-- EXERCISE DETAILS --
Output the listing below line for line, unchanged, and leave out the pictures.

-- DATA PROVIDED --
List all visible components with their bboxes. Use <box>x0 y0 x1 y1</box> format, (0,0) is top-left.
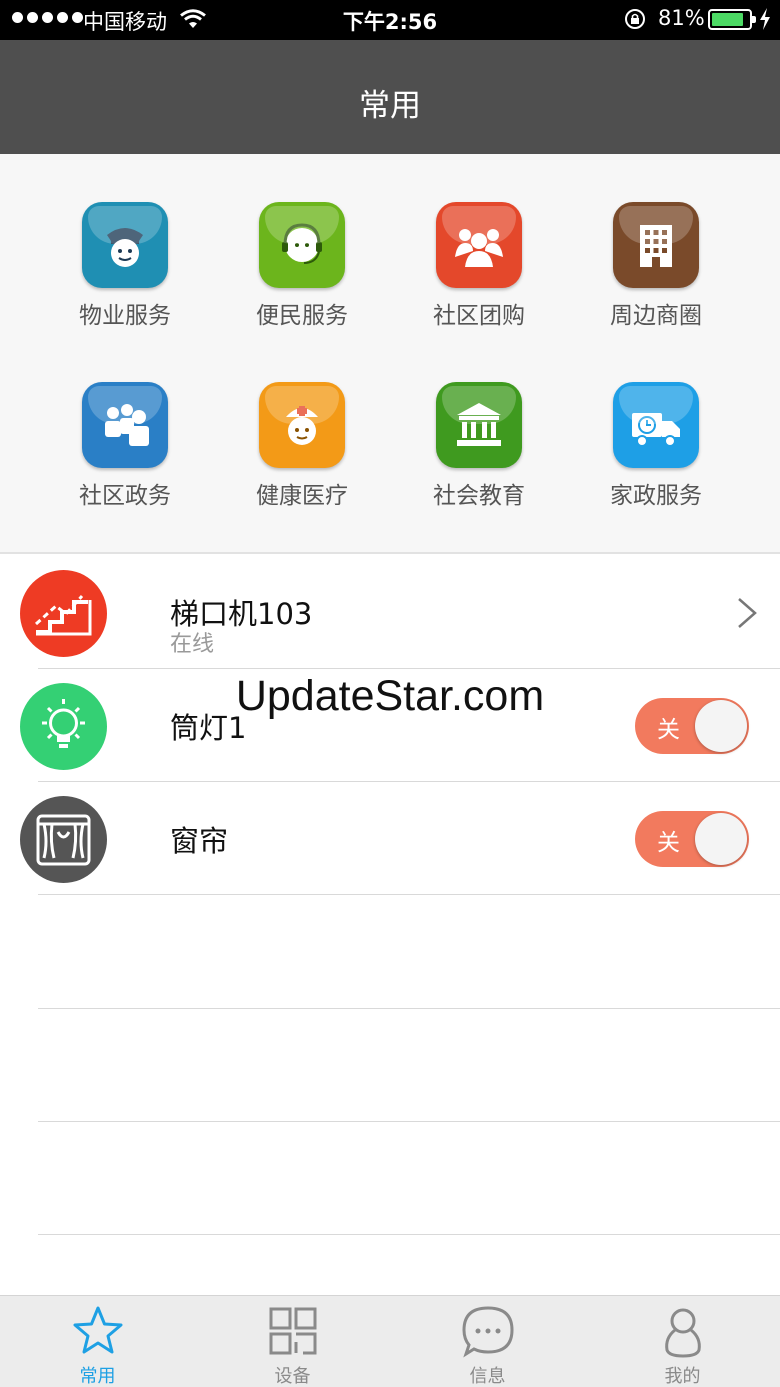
service-nearby-shops[interactable]: 周边商圈 <box>567 202 745 330</box>
tab-label: 我的 <box>664 1366 701 1387</box>
tab-label: 信息 <box>469 1366 506 1387</box>
institution-icon <box>436 382 522 468</box>
battery-percentage: 81% <box>658 6 705 30</box>
device-status: 在线 <box>170 632 215 657</box>
star-icon <box>73 1306 123 1354</box>
battery-icon <box>708 9 756 30</box>
chevron-right-icon[interactable] <box>736 596 758 630</box>
service-grid: 物业服务 便民服务 社区团购 周边商圈 社区政务 健康医疗 社会教育 家政服务 <box>0 154 780 554</box>
moving-truck-icon <box>613 382 699 468</box>
person-icon <box>665 1308 701 1358</box>
service-housekeeping[interactable]: 家政服务 <box>567 382 745 510</box>
tab-label: 常用 <box>79 1366 116 1387</box>
tab-common[interactable]: 常用 <box>0 1296 195 1387</box>
service-education[interactable]: 社会教育 <box>390 382 568 510</box>
grid-icon <box>269 1307 317 1355</box>
service-label: 周边商圈 <box>610 303 702 329</box>
service-government[interactable]: 社区政务 <box>36 382 214 510</box>
navigation-bar: 常用 <box>0 40 780 154</box>
toggle-label: 关 <box>657 830 680 856</box>
service-label: 社区政务 <box>79 483 171 509</box>
service-label: 社区团购 <box>433 303 525 329</box>
security-guard-icon <box>82 202 168 288</box>
service-label: 家政服务 <box>610 483 702 509</box>
divider <box>38 1121 780 1122</box>
service-property[interactable]: 物业服务 <box>36 202 214 330</box>
service-label: 物业服务 <box>79 303 171 329</box>
tab-devices[interactable]: 设备 <box>195 1296 390 1387</box>
chat-bubble-icon <box>462 1306 514 1358</box>
device-row-intercom[interactable]: 梯口机103 在线 <box>0 556 780 669</box>
rotation-lock-icon <box>625 9 645 29</box>
curtain-icon <box>20 796 107 883</box>
service-convenience[interactable]: 便民服务 <box>213 202 391 330</box>
tab-mine[interactable]: 我的 <box>585 1296 780 1387</box>
divider <box>38 1008 780 1009</box>
watermark: UpdateStar.com <box>235 672 545 720</box>
device-row-curtain[interactable]: 窗帘 关 <box>0 782 780 895</box>
charging-bolt-icon <box>760 8 770 30</box>
device-name: 窗帘 <box>170 824 229 858</box>
stairs-icon <box>20 570 107 657</box>
divider <box>38 1234 780 1235</box>
tab-label: 设备 <box>274 1366 311 1387</box>
service-label: 便民服务 <box>256 303 348 329</box>
curtain-toggle[interactable]: 关 <box>635 811 749 867</box>
tab-bar: 常用 设备 信息 我的 <box>0 1295 780 1387</box>
toggle-knob <box>695 813 747 865</box>
building-icon <box>613 202 699 288</box>
service-group-buy[interactable]: 社区团购 <box>390 202 568 330</box>
service-label: 健康医疗 <box>256 483 348 509</box>
customer-service-icon <box>259 202 345 288</box>
status-bar: 中国移动 下午2:56 81% <box>0 0 780 40</box>
users-icon <box>82 382 168 468</box>
group-people-icon <box>436 202 522 288</box>
nurse-icon <box>259 382 345 468</box>
service-health[interactable]: 健康医疗 <box>213 382 391 510</box>
service-label: 社会教育 <box>433 483 525 509</box>
tab-messages[interactable]: 信息 <box>390 1296 585 1387</box>
page-title: 常用 <box>359 88 421 124</box>
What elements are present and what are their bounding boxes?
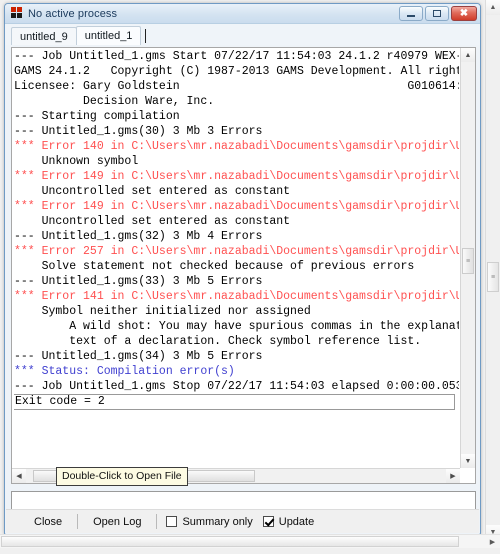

-- ANSWER TO THE PROBLEM --
List all visible components with their bboxes. Use <box>x0 y0 x1 y1</box> format, (0,0) is top-left.
service-nearby-shops[interactable]: 周边商圈 <box>567 202 745 330</box>
tab-label: 我的 <box>664 1366 701 1387</box>
tab-label: 信息 <box>469 1366 506 1387</box>
institution-icon <box>436 382 522 468</box>
battery-percentage: 81% <box>658 6 705 30</box>
device-status: 在线 <box>170 632 215 657</box>
star-icon <box>73 1306 123 1354</box>
battery-icon <box>708 9 756 30</box>
chevron-right-icon[interactable] <box>736 596 758 630</box>
service-grid: 物业服务 便民服务 社区团购 周边商圈 社区政务 健康医疗 社会教育 家政服务 <box>0 154 780 554</box>
moving-truck-icon <box>613 382 699 468</box>
person-icon <box>665 1308 701 1358</box>
service-housekeeping[interactable]: 家政服务 <box>567 382 745 510</box>
tab-label: 常用 <box>79 1366 116 1387</box>
tab-common[interactable]: 常用 <box>0 1296 195 1387</box>
service-education[interactable]: 社会教育 <box>390 382 568 510</box>
grid-icon <box>269 1307 317 1355</box>
service-label: 周边商圈 <box>610 303 702 329</box>
service-government[interactable]: 社区政务 <box>36 382 214 510</box>
navigation-bar: 常用 <box>0 40 780 154</box>
toggle-label: 关 <box>657 830 680 856</box>
service-label: 社区政务 <box>79 483 171 509</box>
service-label: 社区团购 <box>433 303 525 329</box>
security-guard-icon <box>82 202 168 288</box>
service-label: 家政服务 <box>610 483 702 509</box>
divider <box>38 1121 780 1122</box>
service-property[interactable]: 物业服务 <box>36 202 214 330</box>
service-label: 物业服务 <box>79 303 171 329</box>
tab-devices[interactable]: 设备 <box>195 1296 390 1387</box>
chat-bubble-icon <box>462 1306 514 1358</box>
device-row-intercom[interactable]: 梯口机103 在线 <box>0 556 780 669</box>
rotation-lock-icon <box>625 9 645 29</box>
curtain-icon <box>20 796 107 883</box>
service-convenience[interactable]: 便民服务 <box>213 202 391 330</box>
tab-mine[interactable]: 我的 <box>585 1296 780 1387</box>
divider <box>38 1008 780 1009</box>
watermark: UpdateStar.com <box>235 672 545 720</box>
device-row-curtain[interactable]: 窗帘 关 <box>0 782 780 895</box>
charging-bolt-icon <box>760 8 770 30</box>
device-name: 窗帘 <box>170 824 229 858</box>
stairs-icon <box>20 570 107 657</box>
divider <box>38 1234 780 1235</box>
tab-label: 设备 <box>274 1366 311 1387</box>
service-label: 便民服务 <box>256 303 348 329</box>
curtain-toggle[interactable]: 关 <box>635 811 749 867</box>
tab-bar: 常用 设备 信息 我的 <box>0 1295 780 1387</box>
toggle-knob <box>695 813 747 865</box>
building-icon <box>613 202 699 288</box>
service-group-buy[interactable]: 社区团购 <box>390 202 568 330</box>
service-label: 健康医疗 <box>256 483 348 509</box>
customer-service-icon <box>259 202 345 288</box>
status-bar: 中国移动 下午2:56 81% <box>0 0 780 40</box>
users-icon <box>82 382 168 468</box>
group-people-icon <box>436 202 522 288</box>
nurse-icon <box>259 382 345 468</box>
service-health[interactable]: 健康医疗 <box>213 382 391 510</box>
service-label: 社会教育 <box>433 483 525 509</box>
tab-messages[interactable]: 信息 <box>390 1296 585 1387</box>
page-title: 常用 <box>359 88 421 124</box>
What elements are present and what are their bounding boxes?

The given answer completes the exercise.